DATA FOR THE TASK
___
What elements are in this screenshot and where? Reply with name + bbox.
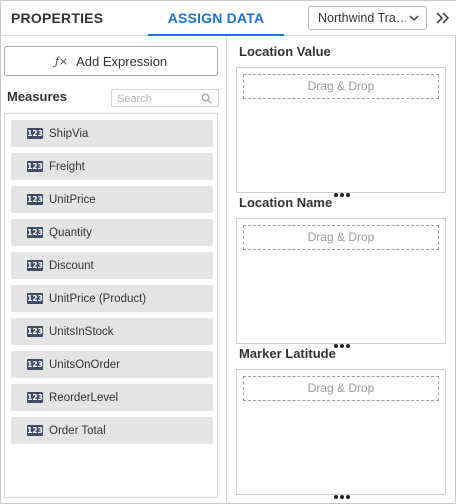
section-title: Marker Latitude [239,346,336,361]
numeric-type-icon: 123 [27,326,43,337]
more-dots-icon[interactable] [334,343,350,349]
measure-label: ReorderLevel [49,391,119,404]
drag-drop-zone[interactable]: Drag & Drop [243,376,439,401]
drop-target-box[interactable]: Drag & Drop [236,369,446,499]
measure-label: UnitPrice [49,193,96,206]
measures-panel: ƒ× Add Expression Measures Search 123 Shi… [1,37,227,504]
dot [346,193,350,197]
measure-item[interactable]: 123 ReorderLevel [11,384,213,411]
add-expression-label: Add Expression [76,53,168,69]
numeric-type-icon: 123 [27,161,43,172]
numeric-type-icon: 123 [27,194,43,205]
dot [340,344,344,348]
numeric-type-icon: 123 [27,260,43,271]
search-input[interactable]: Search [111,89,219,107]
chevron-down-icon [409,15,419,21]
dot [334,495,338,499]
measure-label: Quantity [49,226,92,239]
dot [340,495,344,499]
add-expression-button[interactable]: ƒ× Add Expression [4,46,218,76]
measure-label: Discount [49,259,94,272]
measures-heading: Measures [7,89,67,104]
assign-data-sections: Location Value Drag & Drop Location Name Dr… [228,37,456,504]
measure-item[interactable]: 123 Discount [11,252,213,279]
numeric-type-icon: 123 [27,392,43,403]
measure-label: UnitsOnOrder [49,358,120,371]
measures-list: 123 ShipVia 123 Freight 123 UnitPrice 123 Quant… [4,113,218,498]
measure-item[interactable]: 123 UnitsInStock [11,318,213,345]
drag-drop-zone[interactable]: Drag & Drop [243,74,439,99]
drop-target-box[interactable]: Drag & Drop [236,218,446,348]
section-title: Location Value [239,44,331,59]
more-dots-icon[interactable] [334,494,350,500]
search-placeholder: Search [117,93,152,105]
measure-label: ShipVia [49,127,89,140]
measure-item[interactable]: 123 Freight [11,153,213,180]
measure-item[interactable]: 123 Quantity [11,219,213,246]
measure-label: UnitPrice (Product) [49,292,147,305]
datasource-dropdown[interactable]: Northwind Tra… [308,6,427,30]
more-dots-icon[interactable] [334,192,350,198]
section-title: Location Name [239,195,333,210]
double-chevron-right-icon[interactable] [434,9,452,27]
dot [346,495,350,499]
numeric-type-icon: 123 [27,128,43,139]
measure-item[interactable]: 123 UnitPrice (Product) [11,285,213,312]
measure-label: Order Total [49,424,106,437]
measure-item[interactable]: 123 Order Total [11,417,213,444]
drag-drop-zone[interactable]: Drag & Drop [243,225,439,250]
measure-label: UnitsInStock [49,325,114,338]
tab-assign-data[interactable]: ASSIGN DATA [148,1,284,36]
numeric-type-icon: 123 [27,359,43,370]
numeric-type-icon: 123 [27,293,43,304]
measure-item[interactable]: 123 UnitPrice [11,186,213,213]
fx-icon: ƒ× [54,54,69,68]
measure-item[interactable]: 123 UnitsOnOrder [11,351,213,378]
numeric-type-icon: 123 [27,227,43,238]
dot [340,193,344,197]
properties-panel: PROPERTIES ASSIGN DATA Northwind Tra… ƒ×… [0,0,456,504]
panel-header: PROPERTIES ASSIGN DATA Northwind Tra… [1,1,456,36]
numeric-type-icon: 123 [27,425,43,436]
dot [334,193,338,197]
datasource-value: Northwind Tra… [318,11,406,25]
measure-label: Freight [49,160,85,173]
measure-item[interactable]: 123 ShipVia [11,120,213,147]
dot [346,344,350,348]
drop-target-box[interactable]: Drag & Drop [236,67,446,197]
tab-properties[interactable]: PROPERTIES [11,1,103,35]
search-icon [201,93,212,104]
___
WHAT IS EXPECTED
Copy the lines from the records above word for word. Begin at the line that contains "section-title: Marker Latitude", and stop after the line that contains "drag-drop-zone[interactable]: Drag & Drop [243,225,439,250]", keeping both of those lines.

TASK RESULT
section-title: Marker Latitude [239,346,336,361]
numeric-type-icon: 123 [27,326,43,337]
more-dots-icon[interactable] [334,343,350,349]
measure-label: ReorderLevel [49,391,119,404]
drag-drop-zone[interactable]: Drag & Drop [243,376,439,401]
drop-target-box[interactable]: Drag & Drop [236,369,446,499]
measure-label: UnitPrice [49,193,96,206]
measures-panel: ƒ× Add Expression Measures Search 123 Shi… [1,37,227,504]
dot [346,193,350,197]
measure-item[interactable]: 123 ReorderLevel [11,384,213,411]
add-expression-label: Add Expression [76,53,168,69]
numeric-type-icon: 123 [27,161,43,172]
numeric-type-icon: 123 [27,194,43,205]
dot [340,344,344,348]
numeric-type-icon: 123 [27,260,43,271]
search-input[interactable]: Search [111,89,219,107]
chevron-down-icon [409,15,419,21]
dot [334,495,338,499]
measure-label: Quantity [49,226,92,239]
dot [340,495,344,499]
add-expression-button[interactable]: ƒ× Add Expression [4,46,218,76]
measure-label: Discount [49,259,94,272]
measures-heading: Measures [7,89,67,104]
assign-data-sections: Location Value Drag & Drop Location Name Dr… [228,37,456,504]
measure-item[interactable]: 123 Discount [11,252,213,279]
numeric-type-icon: 123 [27,392,43,403]
measure-label: UnitsOnOrder [49,358,120,371]
measures-list: 123 ShipVia 123 Freight 123 UnitPrice 123 Quant… [4,113,218,498]
measure-item[interactable]: 123 UnitsInStock [11,318,213,345]
drag-drop-zone[interactable]: Drag & Drop [243,74,439,99]
drop-target-box[interactable]: Drag & Drop [236,218,446,348]
section-title: Location Value [239,44,331,59]
more-dots-icon[interactable] [334,494,350,500]
search-placeholder: Search [117,93,152,105]
measure-label: ShipVia [49,127,89,140]
measure-item[interactable]: 123 Freight [11,153,213,180]
measure-item[interactable]: 123 Quantity [11,219,213,246]
measure-label: UnitPrice (Product) [49,292,147,305]
datasource-dropdown[interactable]: Northwind Tra… [308,6,427,30]
more-dots-icon[interactable] [334,192,350,198]
section-title: Location Name [239,195,333,210]
double-chevron-right-icon[interactable] [434,9,452,27]
dot [346,495,350,499]
numeric-type-icon: 123 [27,128,43,139]
measure-item[interactable]: 123 UnitPrice (Product) [11,285,213,312]
measure-label: Order Total [49,424,106,437]
measure-item[interactable]: 123 Order Total [11,417,213,444]
drag-drop-zone[interactable]: Drag & Drop [243,225,439,250]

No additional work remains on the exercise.